[Start Page excerpt]

# BMW Service and Repairs totalling €1900 - Does this sound about right?



## stefg (1 Sep 2011)

Hi All,

I have a 06 318i BMW with about 50k on the clock that I dropped in for a service and they have just called me to say the following are needed:

Standard Service to include brake fluid change - approx €130
Wireless Harness replacement (there had been an engine warning appearing intermittently on the dash in the past week) - approx €900
Brake pad and disk replacement - approx €450
Rear tyres replacement - approx €450

I'm not sure of the exact prices, she just told me over the phone but the total was a little over €1900.

Do these prices sound about right for the work being done?  I'm surprised by the amount required, the car seemed to be running fine and it was only last week that the warning appeared.  I was expecting that the tyres and brakes were due soon but that's a lot of money!

Are these prices excessive or am I just unlucky that these issues have happen all at once?

Cheers,
Stefg


----------



## nai (1 Sep 2011)

You don't have to get them done - tell them to complete the standard service and you will be in touch in relation to the rest.

From micksgarage.ie :
Brake pads for front/rear : 47 euro
Brake Discs (for front): 80 euro
Its a bit rich asking for 450 to replace these - thats 320 labour - shop around

Wiring harness - thats a big part to need replacing and will prob have to come from bmw but get prices off other garages. Does it have to be done today ?

Tyres - you can get anywhere - shop around.


----------



## stefg (1 Sep 2011)

Thanks for the response nai!

I have told them to go ahead with the service and the wiring harness.. for such an important and involved repair I think it's important to have it done by the approved garage.

Browsing around I can see the tyres (run-flat) are about €180 each so with the fitting that isn't a crazy price (but not brilliant either).

I'll do some more research into the pads and disks...


----------



## Leo (1 Sep 2011)

stefg said:


> Browsing around I can see the tyres (run-flat) are about €180 each so with the fitting that isn't a crazy price (but not brilliant either).

[End Page excerpt]

- Your goal
In the BMW repair thread, swap "prices" for "costs" and write out everything from "Do these prices" down to "all at once?".

[Start Given information]

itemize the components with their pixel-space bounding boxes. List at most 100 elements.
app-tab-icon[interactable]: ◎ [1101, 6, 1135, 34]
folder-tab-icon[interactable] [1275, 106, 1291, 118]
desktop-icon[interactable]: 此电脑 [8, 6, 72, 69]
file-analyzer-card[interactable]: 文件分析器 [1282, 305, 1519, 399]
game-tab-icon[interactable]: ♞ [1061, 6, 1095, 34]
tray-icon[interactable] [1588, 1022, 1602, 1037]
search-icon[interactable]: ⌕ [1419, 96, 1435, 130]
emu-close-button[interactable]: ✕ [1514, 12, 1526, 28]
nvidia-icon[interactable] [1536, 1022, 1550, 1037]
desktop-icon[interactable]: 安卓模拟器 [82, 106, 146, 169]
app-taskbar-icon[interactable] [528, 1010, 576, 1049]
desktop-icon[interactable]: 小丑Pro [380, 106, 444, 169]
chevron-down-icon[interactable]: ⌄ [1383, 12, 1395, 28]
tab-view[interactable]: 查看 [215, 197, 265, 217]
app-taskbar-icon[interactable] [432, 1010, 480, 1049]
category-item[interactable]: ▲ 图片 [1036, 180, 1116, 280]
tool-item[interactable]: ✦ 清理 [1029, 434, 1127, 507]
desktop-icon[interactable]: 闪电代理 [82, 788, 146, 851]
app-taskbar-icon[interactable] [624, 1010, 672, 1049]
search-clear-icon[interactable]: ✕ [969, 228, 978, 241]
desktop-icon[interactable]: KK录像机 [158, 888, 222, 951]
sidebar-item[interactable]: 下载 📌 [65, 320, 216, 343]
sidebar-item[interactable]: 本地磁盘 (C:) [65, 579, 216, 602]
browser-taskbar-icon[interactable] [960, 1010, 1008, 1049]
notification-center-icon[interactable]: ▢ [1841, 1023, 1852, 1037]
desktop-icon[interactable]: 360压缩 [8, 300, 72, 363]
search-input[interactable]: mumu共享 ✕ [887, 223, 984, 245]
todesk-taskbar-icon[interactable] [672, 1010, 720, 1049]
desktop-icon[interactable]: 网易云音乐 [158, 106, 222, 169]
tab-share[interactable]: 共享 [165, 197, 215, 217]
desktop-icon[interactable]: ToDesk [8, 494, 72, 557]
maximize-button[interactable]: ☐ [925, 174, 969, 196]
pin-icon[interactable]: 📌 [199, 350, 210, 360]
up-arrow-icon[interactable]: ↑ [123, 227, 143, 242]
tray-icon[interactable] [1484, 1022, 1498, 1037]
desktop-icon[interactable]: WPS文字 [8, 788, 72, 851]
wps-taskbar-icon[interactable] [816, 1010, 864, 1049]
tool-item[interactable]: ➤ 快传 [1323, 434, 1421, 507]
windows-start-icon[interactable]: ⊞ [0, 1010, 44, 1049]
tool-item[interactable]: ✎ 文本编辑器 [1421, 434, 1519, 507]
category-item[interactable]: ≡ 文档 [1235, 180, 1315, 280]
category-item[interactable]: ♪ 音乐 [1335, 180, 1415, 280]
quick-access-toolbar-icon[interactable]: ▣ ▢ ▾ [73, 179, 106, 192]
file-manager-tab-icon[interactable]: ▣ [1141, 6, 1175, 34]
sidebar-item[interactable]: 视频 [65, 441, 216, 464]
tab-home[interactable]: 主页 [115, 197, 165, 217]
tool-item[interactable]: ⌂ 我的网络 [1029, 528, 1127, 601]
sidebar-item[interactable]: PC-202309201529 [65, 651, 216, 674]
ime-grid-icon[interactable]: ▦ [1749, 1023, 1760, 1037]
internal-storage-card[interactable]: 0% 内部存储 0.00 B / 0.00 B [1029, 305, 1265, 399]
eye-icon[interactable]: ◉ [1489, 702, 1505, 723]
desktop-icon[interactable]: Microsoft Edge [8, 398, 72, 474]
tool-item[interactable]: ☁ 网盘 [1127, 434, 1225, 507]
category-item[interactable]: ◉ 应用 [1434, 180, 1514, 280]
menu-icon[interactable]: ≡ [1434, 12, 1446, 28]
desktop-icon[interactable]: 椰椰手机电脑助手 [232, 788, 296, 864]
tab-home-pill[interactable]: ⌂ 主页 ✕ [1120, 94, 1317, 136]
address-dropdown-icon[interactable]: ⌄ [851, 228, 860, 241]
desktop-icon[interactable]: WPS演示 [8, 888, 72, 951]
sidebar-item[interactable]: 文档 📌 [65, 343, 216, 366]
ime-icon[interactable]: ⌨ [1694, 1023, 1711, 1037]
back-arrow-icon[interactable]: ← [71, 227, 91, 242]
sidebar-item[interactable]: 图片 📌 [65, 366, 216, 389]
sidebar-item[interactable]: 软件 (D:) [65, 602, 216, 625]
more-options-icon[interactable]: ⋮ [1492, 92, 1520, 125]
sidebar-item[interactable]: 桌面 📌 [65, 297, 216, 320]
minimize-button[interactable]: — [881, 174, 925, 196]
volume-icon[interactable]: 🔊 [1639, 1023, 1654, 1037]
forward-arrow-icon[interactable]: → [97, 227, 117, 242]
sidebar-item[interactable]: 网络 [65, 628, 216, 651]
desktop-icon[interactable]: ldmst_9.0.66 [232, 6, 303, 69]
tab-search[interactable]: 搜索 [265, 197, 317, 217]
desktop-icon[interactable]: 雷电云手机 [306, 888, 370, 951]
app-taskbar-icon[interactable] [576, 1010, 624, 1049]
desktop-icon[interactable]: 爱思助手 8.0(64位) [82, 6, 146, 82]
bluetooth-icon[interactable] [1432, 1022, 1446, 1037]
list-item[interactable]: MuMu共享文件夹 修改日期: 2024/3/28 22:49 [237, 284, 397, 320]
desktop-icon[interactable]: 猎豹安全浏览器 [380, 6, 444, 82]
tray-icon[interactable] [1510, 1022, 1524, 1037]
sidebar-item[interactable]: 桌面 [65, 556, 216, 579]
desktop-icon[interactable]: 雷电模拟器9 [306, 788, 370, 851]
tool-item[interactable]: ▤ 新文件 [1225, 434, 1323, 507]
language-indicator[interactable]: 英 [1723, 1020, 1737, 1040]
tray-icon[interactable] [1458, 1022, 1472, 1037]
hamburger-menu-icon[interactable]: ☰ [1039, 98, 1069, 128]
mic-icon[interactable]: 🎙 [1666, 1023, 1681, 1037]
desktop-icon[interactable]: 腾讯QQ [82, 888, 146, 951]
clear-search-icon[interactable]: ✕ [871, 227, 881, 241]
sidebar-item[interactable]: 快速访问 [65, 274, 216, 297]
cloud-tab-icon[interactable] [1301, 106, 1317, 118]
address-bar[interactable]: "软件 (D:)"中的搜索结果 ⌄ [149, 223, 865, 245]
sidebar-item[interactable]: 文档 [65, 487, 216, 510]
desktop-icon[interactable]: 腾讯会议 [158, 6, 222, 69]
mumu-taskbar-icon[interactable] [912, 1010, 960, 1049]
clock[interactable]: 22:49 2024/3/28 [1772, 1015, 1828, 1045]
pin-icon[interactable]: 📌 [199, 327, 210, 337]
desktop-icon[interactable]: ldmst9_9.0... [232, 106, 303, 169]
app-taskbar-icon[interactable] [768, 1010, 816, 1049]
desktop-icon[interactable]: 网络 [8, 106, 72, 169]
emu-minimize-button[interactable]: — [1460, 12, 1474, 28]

[End Given information]

- Expected answer
Do these costs sound about right for the work being done?  I'm surprised by the amount required, the car seemed to be running fine and it was only last week that the warning appeared.  I was expecting that the tyres and brakes were due soon but that's a lot of money!

Are these costs excessive or am I just unlucky that these issues have happen all at once?